_Input material_
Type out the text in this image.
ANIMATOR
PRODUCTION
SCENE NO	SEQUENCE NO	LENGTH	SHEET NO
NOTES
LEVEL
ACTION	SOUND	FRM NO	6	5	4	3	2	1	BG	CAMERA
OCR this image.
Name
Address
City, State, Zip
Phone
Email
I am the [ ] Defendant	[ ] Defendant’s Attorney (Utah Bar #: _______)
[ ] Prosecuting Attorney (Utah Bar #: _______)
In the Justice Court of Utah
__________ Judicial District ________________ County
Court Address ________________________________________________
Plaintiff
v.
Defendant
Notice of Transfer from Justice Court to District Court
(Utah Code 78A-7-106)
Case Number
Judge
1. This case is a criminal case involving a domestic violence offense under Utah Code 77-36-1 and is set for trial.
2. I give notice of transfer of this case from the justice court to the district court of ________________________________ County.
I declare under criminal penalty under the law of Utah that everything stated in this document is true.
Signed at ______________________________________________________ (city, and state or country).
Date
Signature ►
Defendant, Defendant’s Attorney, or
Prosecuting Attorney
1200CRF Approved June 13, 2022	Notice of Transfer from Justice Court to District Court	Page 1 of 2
==
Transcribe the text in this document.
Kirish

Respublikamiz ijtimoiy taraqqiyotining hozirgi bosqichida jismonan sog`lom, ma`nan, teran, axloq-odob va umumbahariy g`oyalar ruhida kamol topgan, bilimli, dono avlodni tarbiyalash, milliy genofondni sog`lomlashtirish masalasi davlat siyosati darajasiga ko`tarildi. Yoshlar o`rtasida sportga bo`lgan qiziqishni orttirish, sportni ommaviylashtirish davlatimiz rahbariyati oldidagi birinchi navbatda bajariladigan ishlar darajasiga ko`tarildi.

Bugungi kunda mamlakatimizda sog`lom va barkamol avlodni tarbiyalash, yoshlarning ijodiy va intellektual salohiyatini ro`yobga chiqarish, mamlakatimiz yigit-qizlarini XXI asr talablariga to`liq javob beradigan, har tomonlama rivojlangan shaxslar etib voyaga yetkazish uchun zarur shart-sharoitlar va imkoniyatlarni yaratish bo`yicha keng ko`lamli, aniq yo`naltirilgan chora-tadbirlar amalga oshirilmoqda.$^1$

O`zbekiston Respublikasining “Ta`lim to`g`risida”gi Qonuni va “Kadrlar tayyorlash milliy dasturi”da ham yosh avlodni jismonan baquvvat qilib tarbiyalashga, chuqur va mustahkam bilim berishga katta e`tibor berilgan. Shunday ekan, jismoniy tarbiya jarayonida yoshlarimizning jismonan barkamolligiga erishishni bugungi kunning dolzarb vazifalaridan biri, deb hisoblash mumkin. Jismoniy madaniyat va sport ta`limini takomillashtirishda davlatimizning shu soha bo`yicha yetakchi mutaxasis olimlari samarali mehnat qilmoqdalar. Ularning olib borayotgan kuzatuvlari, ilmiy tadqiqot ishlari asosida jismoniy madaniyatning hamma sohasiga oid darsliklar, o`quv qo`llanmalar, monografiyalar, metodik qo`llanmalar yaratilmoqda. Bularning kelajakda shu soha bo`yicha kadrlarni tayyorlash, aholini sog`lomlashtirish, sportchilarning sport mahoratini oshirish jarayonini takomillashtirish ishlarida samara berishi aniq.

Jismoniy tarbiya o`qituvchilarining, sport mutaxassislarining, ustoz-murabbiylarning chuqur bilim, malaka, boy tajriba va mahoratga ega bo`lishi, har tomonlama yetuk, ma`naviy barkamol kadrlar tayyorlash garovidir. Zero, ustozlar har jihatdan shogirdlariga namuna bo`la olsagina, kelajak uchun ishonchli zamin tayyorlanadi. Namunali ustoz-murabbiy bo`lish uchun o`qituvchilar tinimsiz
...
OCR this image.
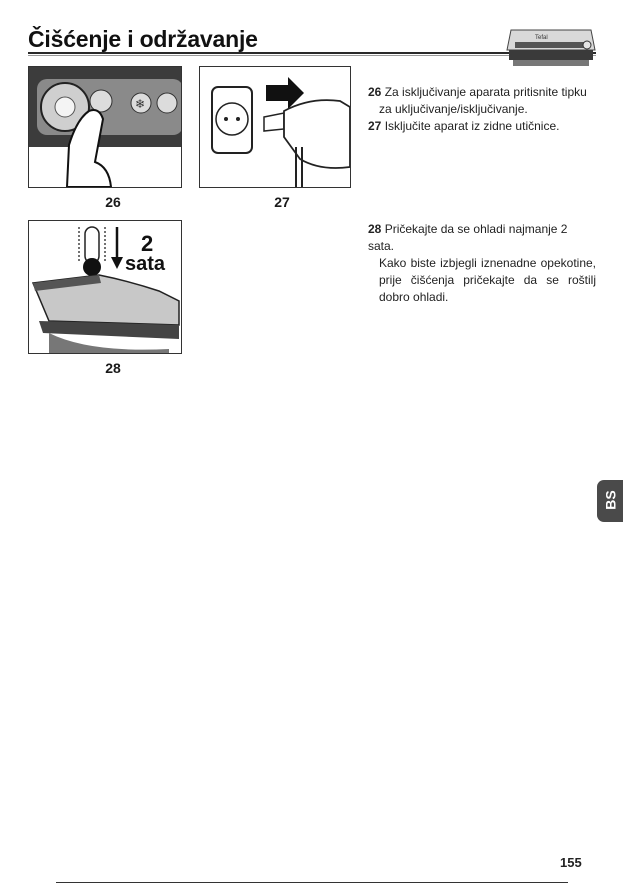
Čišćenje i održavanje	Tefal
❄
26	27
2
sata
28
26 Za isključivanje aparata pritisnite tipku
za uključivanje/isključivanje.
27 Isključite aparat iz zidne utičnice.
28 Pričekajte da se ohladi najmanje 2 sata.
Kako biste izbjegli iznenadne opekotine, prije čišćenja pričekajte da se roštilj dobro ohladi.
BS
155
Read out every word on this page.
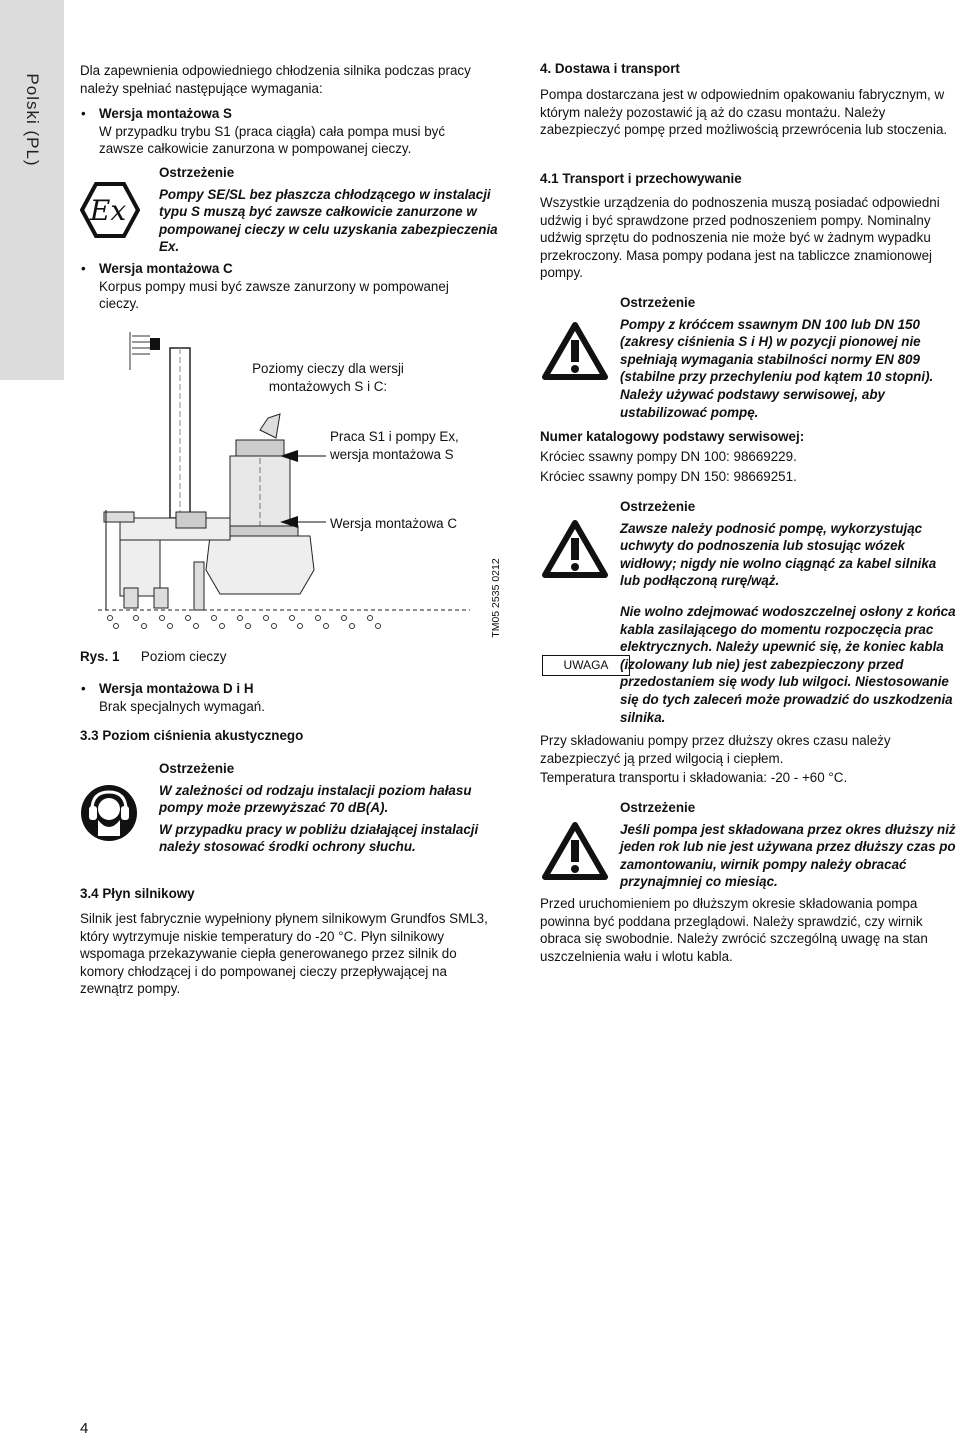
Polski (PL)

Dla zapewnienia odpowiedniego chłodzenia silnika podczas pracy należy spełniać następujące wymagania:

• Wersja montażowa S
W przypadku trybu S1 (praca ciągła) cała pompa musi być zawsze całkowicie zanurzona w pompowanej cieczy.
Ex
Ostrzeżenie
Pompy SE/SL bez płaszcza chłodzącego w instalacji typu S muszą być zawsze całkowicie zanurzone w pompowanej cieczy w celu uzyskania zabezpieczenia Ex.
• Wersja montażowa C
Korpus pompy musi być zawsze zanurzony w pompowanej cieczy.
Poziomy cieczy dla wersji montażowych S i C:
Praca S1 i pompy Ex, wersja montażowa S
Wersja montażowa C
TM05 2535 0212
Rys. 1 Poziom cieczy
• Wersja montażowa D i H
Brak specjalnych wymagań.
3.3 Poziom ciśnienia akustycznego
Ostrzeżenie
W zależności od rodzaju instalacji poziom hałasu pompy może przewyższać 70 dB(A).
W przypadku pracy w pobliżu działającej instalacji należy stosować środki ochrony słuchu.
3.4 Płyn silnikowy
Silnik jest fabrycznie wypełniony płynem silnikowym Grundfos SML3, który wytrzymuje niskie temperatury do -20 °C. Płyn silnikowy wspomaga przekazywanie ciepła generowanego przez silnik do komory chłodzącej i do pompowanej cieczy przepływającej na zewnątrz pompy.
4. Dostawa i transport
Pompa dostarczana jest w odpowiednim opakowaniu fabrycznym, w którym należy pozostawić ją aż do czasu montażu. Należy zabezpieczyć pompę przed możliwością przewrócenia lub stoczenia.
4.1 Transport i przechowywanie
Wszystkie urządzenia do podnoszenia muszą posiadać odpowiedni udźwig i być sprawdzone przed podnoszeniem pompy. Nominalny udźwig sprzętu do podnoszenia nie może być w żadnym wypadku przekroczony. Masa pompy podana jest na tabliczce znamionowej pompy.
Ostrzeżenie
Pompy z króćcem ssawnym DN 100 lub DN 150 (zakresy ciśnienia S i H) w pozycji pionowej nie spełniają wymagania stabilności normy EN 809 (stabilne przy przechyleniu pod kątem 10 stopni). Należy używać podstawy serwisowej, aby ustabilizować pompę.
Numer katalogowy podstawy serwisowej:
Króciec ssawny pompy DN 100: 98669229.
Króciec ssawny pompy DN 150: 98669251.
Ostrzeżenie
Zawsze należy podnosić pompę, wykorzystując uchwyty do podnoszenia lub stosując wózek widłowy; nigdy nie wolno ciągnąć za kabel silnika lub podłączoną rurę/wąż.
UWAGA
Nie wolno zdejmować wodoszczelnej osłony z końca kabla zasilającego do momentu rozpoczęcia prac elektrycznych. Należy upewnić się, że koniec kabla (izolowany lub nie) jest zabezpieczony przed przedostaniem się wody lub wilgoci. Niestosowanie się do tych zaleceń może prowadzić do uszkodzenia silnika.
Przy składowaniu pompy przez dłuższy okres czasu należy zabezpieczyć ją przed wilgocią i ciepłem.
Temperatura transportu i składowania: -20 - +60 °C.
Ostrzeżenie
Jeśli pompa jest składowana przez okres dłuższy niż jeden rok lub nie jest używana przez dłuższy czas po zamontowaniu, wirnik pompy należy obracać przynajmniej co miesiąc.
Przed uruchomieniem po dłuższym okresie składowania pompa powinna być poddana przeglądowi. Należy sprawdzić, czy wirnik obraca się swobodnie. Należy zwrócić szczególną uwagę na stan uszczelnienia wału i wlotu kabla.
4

_Exercise_
Using the records above, copy every line that has the word "Płyn" in it.

_Answer to the task_
3.4 Płyn silnikowy
Silnik jest fabrycznie wypełniony płynem silnikowym Grundfos SML3, który wytrzymuje niskie temperatury do -20 °C. Płyn silnikowy wspomaga przekazywanie ciepła generowanego przez silnik do komory chłodzącej i do pompowanej cieczy przepływającej na zewnątrz pompy.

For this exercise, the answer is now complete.